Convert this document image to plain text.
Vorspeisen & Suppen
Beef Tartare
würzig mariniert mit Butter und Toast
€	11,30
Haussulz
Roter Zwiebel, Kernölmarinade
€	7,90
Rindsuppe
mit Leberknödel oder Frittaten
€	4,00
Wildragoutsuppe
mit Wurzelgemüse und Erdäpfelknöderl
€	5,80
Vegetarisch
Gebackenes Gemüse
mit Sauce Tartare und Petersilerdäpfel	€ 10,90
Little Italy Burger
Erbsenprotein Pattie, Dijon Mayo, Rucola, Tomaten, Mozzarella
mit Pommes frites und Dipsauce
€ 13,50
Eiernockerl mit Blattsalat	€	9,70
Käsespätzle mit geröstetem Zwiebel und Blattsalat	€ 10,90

────────

- EXERCISE DETAILS:
Exactly as written, restate every line of the listing above.

- WRITTEN ANSWER:
Convert this document image to plain text.
Vorspeisen & Suppen
Beef Tartare
würzig mariniert mit Butter und Toast
€	11,30
Haussulz
Roter Zwiebel, Kernölmarinade
€	7,90
Rindsuppe
mit Leberknödel oder Frittaten
€	4,00
Wildragoutsuppe
mit Wurzelgemüse und Erdäpfelknöderl
€	5,80
Vegetarisch
Gebackenes Gemüse
mit Sauce Tartare und Petersilerdäpfel	€ 10,90
Little Italy Burger
Erbsenprotein Pattie, Dijon Mayo, Rucola, Tomaten, Mozzarella
mit Pommes frites und Dipsauce
€ 13,50
Eiernockerl mit Blattsalat	€	9,70
Käsespätzle mit geröstetem Zwiebel und Blattsalat	€ 10,90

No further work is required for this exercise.